◆ **Bagian Teks**
═══

Manusia, kata Ibn Athaillah, bagusnya saja jelek, apalagi jeleknya. Ini bait menggentarkan dari munajatnya di Al-Hikam:

 

إلهي من كانت محاسنه مساوي فكيف لا تكون مساويه مساوي

 

“Tuhanku, manusia yang bagusnya saja buruk, bagaimana buruknya tidak jadi keburukan?”

 

Silakan sampeyan deret kebaikan manusia yang tidak berdimensi keburukan. Hujan bagus untuk petani, tetapi nestapa untuk pedagang es. RS yang ramai itu bagus untuk pemilik dan dokternya, tapi pertanda banyak orang yang sakit. Sampeyan bercita-cita mengasuh banyak anak yatim. Itu artinya banyak anak yang kehilangan orang tuanya. Politisi dan teknokrat merencanakan kesejahteraan. Jika semua sejahtera, manusia cenderung terlena, kemudian maksiat merajalela. Kata Allah:

 

وَلَوْ بَسَطَ اللّٰهُ الرِّزْقَ لِعِبَادِهٖ لَبَغَوْا فِى الْاَرْضِ (الشوري: ٢٧)

 

“Seandainya Allah luaskan rezeki hamba-hamba-Nya, niscaya mereka akan melampaui batas di muka bumi” (QS As-Syura/42: 27).

═══

◆ **Data yang Diberikan**
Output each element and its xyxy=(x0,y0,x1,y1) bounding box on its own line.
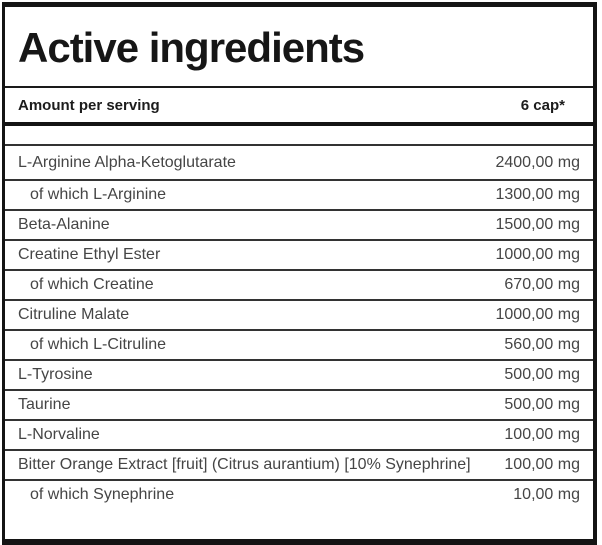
table-header-row: Amount per serving 6 cap* xyxy=(5,88,593,126)
ingredient-amount: 500,00 mg xyxy=(504,366,580,383)
ingredient-row: of which Creatine 670,00 mg xyxy=(5,269,593,299)
ingredient-name: L-Tyrosine xyxy=(18,366,93,383)
header-amount-per-serving: Amount per serving xyxy=(18,96,160,114)
ingredient-amount: 10,00 mg xyxy=(513,486,580,503)
ingredient-row: L-Arginine Alpha-Ketoglutarate 2400,00 m… xyxy=(5,146,593,179)
ingredient-amount: 670,00 mg xyxy=(504,276,580,293)
ingredient-amount: 1300,00 mg xyxy=(495,186,580,203)
ingredient-name: Creatine Ethyl Ester xyxy=(18,246,161,263)
ingredient-name: Citruline Malate xyxy=(18,306,130,323)
ingredient-rows: L-Arginine Alpha-Ketoglutarate 2400,00 m… xyxy=(5,146,593,509)
ingredient-name: L-Norvaline xyxy=(18,426,100,443)
ingredient-amount: 2400,00 mg xyxy=(495,153,580,171)
ingredient-amount: 100,00 mg xyxy=(504,456,580,473)
ingredient-row: of which Synephrine 10,00 mg xyxy=(5,479,593,509)
ingredient-amount: 1500,00 mg xyxy=(495,216,580,233)
ingredient-name: Bitter Orange Extract [fruit] (Citrus au… xyxy=(18,456,471,473)
ingredient-amount: 500,00 mg xyxy=(504,396,580,413)
ingredient-row: Citruline Malate 1000,00 mg xyxy=(5,299,593,329)
ingredient-row: L-Tyrosine 500,00 mg xyxy=(5,359,593,389)
ingredient-amount: 560,00 mg xyxy=(504,336,580,353)
ingredient-amount: 1000,00 mg xyxy=(495,246,580,263)
ingredient-row: Beta-Alanine 1500,00 mg xyxy=(5,209,593,239)
ingredient-name: Beta-Alanine xyxy=(18,216,110,233)
table-title-block: Active ingredients xyxy=(5,7,593,88)
ingredient-name: L-Arginine Alpha-Ketoglutarate xyxy=(18,153,236,171)
ingredient-row: Bitter Orange Extract [fruit] (Citrus au… xyxy=(5,449,593,479)
ingredient-row: L-Norvaline 100,00 mg xyxy=(5,419,593,449)
ingredient-name: of which Creatine xyxy=(30,276,154,293)
ingredient-row: of which L-Citruline 560,00 mg xyxy=(5,329,593,359)
ingredient-row: Taurine 500,00 mg xyxy=(5,389,593,419)
header-serving-size: 6 cap* xyxy=(520,96,565,114)
ingredient-row: Creatine Ethyl Ester 1000,00 mg xyxy=(5,239,593,269)
ingredient-name: of which L-Arginine xyxy=(30,186,167,203)
table-title: Active ingredients xyxy=(18,23,365,71)
ingredient-name: of which L-Citruline xyxy=(30,336,167,353)
spacer-row xyxy=(5,126,593,146)
ingredient-name: of which Synephrine xyxy=(30,486,175,503)
ingredient-amount: 100,00 mg xyxy=(504,426,580,443)
ingredient-name: Taurine xyxy=(18,396,71,413)
ingredient-row: of which L-Arginine 1300,00 mg xyxy=(5,179,593,209)
ingredient-amount: 1000,00 mg xyxy=(495,306,580,323)
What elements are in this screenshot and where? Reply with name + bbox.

═══

◆ **Tugas dan Latihan**
1. Menurut teks tentang keburukan di balik kebaikan manusia, hujan membawa nestapa bagi siapa?
2. Lanjutkan teks tentang keburukan di balik kebaikan manusia mulai dari sesudah kalimat terakhirnya.

◆ **Jawaban per Tugas**
1. Bagi pedagang es.

2.
 

Apalah manusia, yang kebaikannya saja bergandengan dengan ketidakbaikan!  

 

Rasulullah pernah idealis. Sebagai Nabi, beliau ingin semua manusia beriman. Tapi kemudian turun ayat:

 

وَلَوْ شَاۤءَ رَبُّكَ لَاٰمَنَ مَنْ فِى الْاَرْضِ كُلُّهُمْ جَمِيْعًاۗ اَفَاَنْتَ تُكْرِهُ النَّاسَ حَتّٰى يَكُوْنُوْا مُؤْمِنِيْنَ (يونس: ٩٩)

 

“Seandainya Tuhanmu menghendaki, pasti beriman semua orang di muka bumi seluruhnya. Apakah kamu (hendak) memaksa manusia, supaya mereka menjadi mukmin semuanya” (QS Yunus/10: 99).

 

Rasulullah juga pernah melaknat orang dan kaum yang mengingkari risalah Nabi. Tapi kemudian turun ayat:

 

لَيْسَ لَكَ مِنَ الْاَمْرِ شَيْءٌ اَوْ يَتُوْبَ عَلَيْهِمْ اَوْ يُعَذِّبَهُمْ فَاِنَّهُمْ ظٰلِمُوْنَ (ال عمران : ١٢٨)

 

“Bukan urusanmu sedikit pun, dalam perakara mereka, apakah Allah menerima taubat mereka atau mengazab mereka karena mereka zalim” (QS Ali Imran/3: 128).

 

Idealisme dan cita-cita itu bagus. Tapi dia harus membumi dengan kenyataan. Bahasa lainnya realistis. Orang yang tidak realistis akan teralienasi. Dia terasing dari kenyataan. Dia salahkan semua orang. Lalu dia sendirian, merasa benar sendiri, jadi Khawarij, dan kesepian. Dia kecewa dan hidup di dunia antah berantah. Padahal dia masih berpijak di bumi, yang tidak ideal. Penting sekali renungan Gus Dur: “Guru spiritualitas saya adalah realitas dan guru realitas saya adalah spiritualitas.”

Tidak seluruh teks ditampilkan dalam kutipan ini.